## What is being asked
Scan the data. Collect each line that contains the word "source".

## Extracted records

* begin *

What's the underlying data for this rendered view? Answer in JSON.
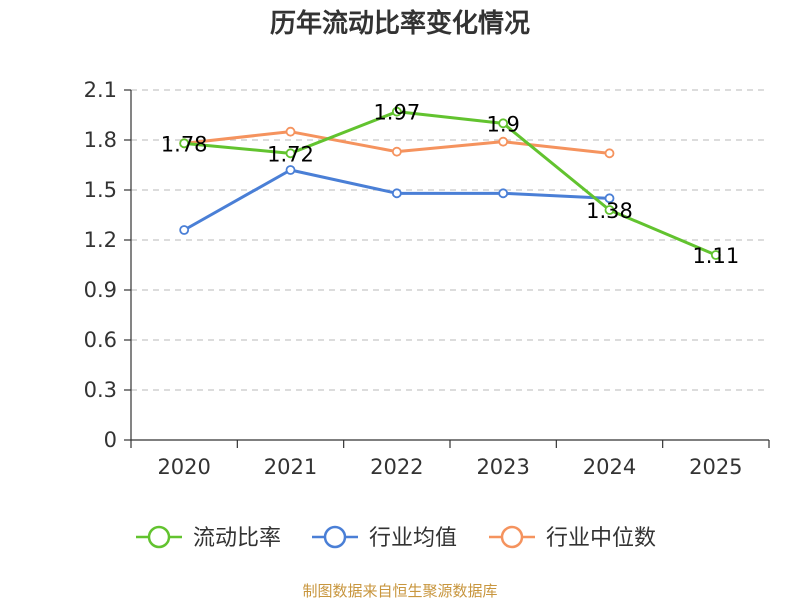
{
  "colors": {
    "current_ratio": "#62c32f",
    "industry_avg": "#4a7fd6",
    "industry_median": "#f5935e",
    "grid": "#c8c8c8",
    "axis": "#333333",
    "source": "#c8963e"
  },
  "chart_data": {
    "type": "line",
    "title": "历年流动比率变化情况",
    "categories": [
      "2020",
      "2021",
      "2022",
      "2023",
      "2024",
      "2025"
    ],
    "y_ticks": [
      "0",
      "0.3",
      "0.6",
      "0.9",
      "1.2",
      "1.5",
      "1.8",
      "2.1"
    ],
    "ylim": [
      0,
      2.1
    ],
    "grid": true,
    "legend_position": "bottom",
    "series": [
      {
        "name": "流动比率",
        "color_key": "current_ratio",
        "values": [
          1.78,
          1.72,
          1.97,
          1.9,
          1.38,
          1.11
        ],
        "labels": [
          "1.78",
          "1.72",
          "1.97",
          "1.9",
          "1.38",
          "1.11"
        ]
      },
      {
        "name": "行业均值",
        "color_key": "industry_avg",
        "values": [
          1.26,
          1.62,
          1.48,
          1.48,
          1.45,
          null
        ],
        "labels": []
      },
      {
        "name": "行业中位数",
        "color_key": "industry_median",
        "values": [
          1.78,
          1.85,
          1.73,
          1.79,
          1.72,
          null
        ],
        "labels": []
      }
    ],
    "source": "制图数据来自恒生聚源数据库"
  }
}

* end *

## Result for this task
    "source": "#c8963e"
    "source": "制图数据来自恒生聚源数据库"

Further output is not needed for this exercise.